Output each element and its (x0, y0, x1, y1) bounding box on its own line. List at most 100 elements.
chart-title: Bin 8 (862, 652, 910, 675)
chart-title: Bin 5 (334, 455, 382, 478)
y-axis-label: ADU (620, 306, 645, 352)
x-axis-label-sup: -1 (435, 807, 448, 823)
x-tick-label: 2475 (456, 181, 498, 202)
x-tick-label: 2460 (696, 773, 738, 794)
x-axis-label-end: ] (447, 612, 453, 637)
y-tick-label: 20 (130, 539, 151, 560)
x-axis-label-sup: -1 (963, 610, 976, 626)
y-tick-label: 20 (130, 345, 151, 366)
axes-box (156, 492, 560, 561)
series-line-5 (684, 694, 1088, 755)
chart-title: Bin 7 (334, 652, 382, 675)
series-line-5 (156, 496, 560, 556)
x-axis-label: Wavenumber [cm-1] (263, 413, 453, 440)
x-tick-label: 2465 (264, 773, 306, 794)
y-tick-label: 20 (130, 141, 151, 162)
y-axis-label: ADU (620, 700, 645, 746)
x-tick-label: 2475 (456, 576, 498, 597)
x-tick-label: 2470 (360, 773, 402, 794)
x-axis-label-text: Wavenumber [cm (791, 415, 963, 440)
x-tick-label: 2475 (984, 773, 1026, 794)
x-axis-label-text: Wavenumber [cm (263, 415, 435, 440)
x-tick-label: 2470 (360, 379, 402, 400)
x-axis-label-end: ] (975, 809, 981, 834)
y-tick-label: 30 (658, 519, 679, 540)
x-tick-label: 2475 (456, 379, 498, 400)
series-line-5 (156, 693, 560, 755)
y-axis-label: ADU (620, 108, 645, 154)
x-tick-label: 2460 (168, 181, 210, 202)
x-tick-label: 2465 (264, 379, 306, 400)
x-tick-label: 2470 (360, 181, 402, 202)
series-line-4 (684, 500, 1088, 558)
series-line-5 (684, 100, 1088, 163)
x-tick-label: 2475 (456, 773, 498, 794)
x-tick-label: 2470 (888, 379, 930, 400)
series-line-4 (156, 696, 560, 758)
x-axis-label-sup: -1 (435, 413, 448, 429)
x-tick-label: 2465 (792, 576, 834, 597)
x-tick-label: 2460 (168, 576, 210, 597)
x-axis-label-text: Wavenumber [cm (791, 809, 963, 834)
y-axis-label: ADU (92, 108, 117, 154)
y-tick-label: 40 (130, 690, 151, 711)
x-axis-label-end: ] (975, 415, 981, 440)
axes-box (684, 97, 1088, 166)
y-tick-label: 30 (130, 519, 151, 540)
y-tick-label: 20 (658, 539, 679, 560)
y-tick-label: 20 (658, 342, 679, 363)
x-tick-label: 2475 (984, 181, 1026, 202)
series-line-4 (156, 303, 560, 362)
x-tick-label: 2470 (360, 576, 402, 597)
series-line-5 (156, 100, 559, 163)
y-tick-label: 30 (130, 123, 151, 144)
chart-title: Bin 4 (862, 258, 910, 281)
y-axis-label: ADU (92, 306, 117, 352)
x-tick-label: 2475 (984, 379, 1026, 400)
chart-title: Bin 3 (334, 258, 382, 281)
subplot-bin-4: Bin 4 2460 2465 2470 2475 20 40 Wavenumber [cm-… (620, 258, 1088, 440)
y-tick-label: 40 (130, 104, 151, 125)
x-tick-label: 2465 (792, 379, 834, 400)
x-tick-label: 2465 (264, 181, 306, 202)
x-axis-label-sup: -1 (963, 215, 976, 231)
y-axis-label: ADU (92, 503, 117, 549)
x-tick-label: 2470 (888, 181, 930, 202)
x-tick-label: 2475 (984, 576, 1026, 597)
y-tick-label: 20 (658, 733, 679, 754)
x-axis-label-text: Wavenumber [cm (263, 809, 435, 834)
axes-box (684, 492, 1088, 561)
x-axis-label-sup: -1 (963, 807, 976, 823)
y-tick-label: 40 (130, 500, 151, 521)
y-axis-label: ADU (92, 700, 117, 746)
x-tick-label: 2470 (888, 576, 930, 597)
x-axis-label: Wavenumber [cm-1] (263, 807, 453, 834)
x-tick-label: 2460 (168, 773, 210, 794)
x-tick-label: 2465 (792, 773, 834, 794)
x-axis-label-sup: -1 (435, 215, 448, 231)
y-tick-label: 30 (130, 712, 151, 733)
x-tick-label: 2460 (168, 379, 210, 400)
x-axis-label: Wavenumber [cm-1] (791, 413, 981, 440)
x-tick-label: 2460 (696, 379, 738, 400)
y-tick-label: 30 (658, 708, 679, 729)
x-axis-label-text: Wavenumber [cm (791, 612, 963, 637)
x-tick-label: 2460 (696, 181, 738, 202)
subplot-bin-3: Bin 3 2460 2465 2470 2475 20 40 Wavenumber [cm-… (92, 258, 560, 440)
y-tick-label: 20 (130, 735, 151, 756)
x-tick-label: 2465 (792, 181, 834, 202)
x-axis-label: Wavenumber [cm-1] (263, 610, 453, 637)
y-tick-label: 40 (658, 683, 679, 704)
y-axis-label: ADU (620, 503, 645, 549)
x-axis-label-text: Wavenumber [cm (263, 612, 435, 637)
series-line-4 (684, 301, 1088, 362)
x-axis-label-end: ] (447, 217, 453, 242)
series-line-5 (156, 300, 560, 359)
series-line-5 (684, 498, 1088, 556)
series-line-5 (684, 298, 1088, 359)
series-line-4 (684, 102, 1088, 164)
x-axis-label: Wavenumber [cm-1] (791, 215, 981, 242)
——
Please copy every one of the lines above verbatim, in the same order and with nothing changed.

Output each element and its (x0, y0, x1, y1) bounding box on its own line. List at most 100 elements.
chart-title: Bin 8 (862, 652, 910, 675)
chart-title: Bin 5 (334, 455, 382, 478)
y-axis-label: ADU (620, 306, 645, 352)
x-axis-label-sup: -1 (435, 807, 448, 823)
x-tick-label: 2475 (456, 181, 498, 202)
x-tick-label: 2460 (696, 773, 738, 794)
x-axis-label-end: ] (447, 612, 453, 637)
y-tick-label: 20 (130, 539, 151, 560)
x-axis-label-sup: -1 (963, 610, 976, 626)
y-tick-label: 20 (130, 345, 151, 366)
axes-box (156, 492, 560, 561)
series-line-5 (684, 694, 1088, 755)
chart-title: Bin 7 (334, 652, 382, 675)
series-line-5 (156, 496, 560, 556)
x-axis-label: Wavenumber [cm-1] (263, 413, 453, 440)
x-tick-label: 2465 (264, 773, 306, 794)
y-tick-label: 20 (130, 141, 151, 162)
y-axis-label: ADU (620, 700, 645, 746)
x-tick-label: 2475 (456, 576, 498, 597)
x-tick-label: 2470 (360, 773, 402, 794)
x-axis-label-text: Wavenumber [cm (791, 415, 963, 440)
x-tick-label: 2475 (984, 773, 1026, 794)
x-axis-label-text: Wavenumber [cm (263, 415, 435, 440)
x-tick-label: 2470 (360, 379, 402, 400)
x-axis-label-end: ] (975, 809, 981, 834)
y-tick-label: 30 (658, 519, 679, 540)
x-tick-label: 2475 (456, 379, 498, 400)
series-line-5 (156, 693, 560, 755)
y-axis-label: ADU (620, 108, 645, 154)
x-tick-label: 2460 (168, 181, 210, 202)
x-tick-label: 2465 (264, 379, 306, 400)
x-tick-label: 2470 (360, 181, 402, 202)
series-line-4 (684, 500, 1088, 558)
series-line-5 (684, 100, 1088, 163)
x-tick-label: 2475 (456, 773, 498, 794)
x-tick-label: 2470 (888, 379, 930, 400)
series-line-4 (156, 696, 560, 758)
x-axis-label-sup: -1 (435, 413, 448, 429)
x-tick-label: 2465 (792, 576, 834, 597)
x-tick-label: 2460 (168, 576, 210, 597)
x-axis-label-text: Wavenumber [cm (791, 809, 963, 834)
y-axis-label: ADU (92, 108, 117, 154)
y-tick-label: 40 (130, 690, 151, 711)
x-axis-label-end: ] (975, 415, 981, 440)
axes-box (684, 97, 1088, 166)
y-tick-label: 30 (130, 519, 151, 540)
y-tick-label: 20 (658, 539, 679, 560)
y-tick-label: 20 (658, 342, 679, 363)
x-tick-label: 2475 (984, 181, 1026, 202)
series-line-4 (156, 303, 560, 362)
x-tick-label: 2470 (360, 576, 402, 597)
series-line-5 (156, 100, 559, 163)
y-tick-label: 30 (130, 123, 151, 144)
chart-title: Bin 4 (862, 258, 910, 281)
y-axis-label: ADU (92, 306, 117, 352)
x-tick-label: 2475 (984, 379, 1026, 400)
chart-title: Bin 3 (334, 258, 382, 281)
subplot-bin-4: Bin 4 2460 2465 2470 2475 20 40 Wavenumber [cm-… (620, 258, 1088, 440)
y-tick-label: 40 (130, 104, 151, 125)
x-tick-label: 2465 (792, 379, 834, 400)
x-tick-label: 2465 (264, 181, 306, 202)
x-axis-label-sup: -1 (963, 215, 976, 231)
y-axis-label: ADU (92, 503, 117, 549)
x-tick-label: 2470 (888, 181, 930, 202)
x-tick-label: 2475 (984, 576, 1026, 597)
y-tick-label: 20 (658, 733, 679, 754)
x-axis-label-text: Wavenumber [cm (263, 809, 435, 834)
axes-box (684, 492, 1088, 561)
x-axis-label-sup: -1 (963, 807, 976, 823)
y-tick-label: 40 (130, 500, 151, 521)
y-axis-label: ADU (92, 700, 117, 746)
x-tick-label: 2470 (888, 576, 930, 597)
x-axis-label: Wavenumber [cm-1] (263, 807, 453, 834)
x-tick-label: 2460 (168, 773, 210, 794)
x-tick-label: 2465 (792, 773, 834, 794)
x-axis-label-sup: -1 (435, 215, 448, 231)
y-tick-label: 30 (130, 712, 151, 733)
x-tick-label: 2460 (168, 379, 210, 400)
x-axis-label: Wavenumber [cm-1] (791, 413, 981, 440)
x-tick-label: 2460 (696, 379, 738, 400)
y-tick-label: 30 (658, 708, 679, 729)
x-axis-label-text: Wavenumber [cm (791, 612, 963, 637)
x-tick-label: 2460 (696, 181, 738, 202)
subplot-bin-3: Bin 3 2460 2465 2470 2475 20 40 Wavenumber [cm-… (92, 258, 560, 440)
y-tick-label: 20 (130, 735, 151, 756)
x-tick-label: 2465 (792, 181, 834, 202)
x-axis-label: Wavenumber [cm-1] (263, 610, 453, 637)
y-tick-label: 40 (658, 683, 679, 704)
y-axis-label: ADU (620, 503, 645, 549)
x-axis-label-text: Wavenumber [cm (263, 612, 435, 637)
series-line-4 (684, 301, 1088, 362)
x-axis-label-end: ] (447, 217, 453, 242)
series-line-5 (156, 300, 560, 359)
series-line-5 (684, 498, 1088, 556)
series-line-5 (684, 298, 1088, 359)
series-line-4 (684, 102, 1088, 164)
x-axis-label: Wavenumber [cm-1] (791, 215, 981, 242)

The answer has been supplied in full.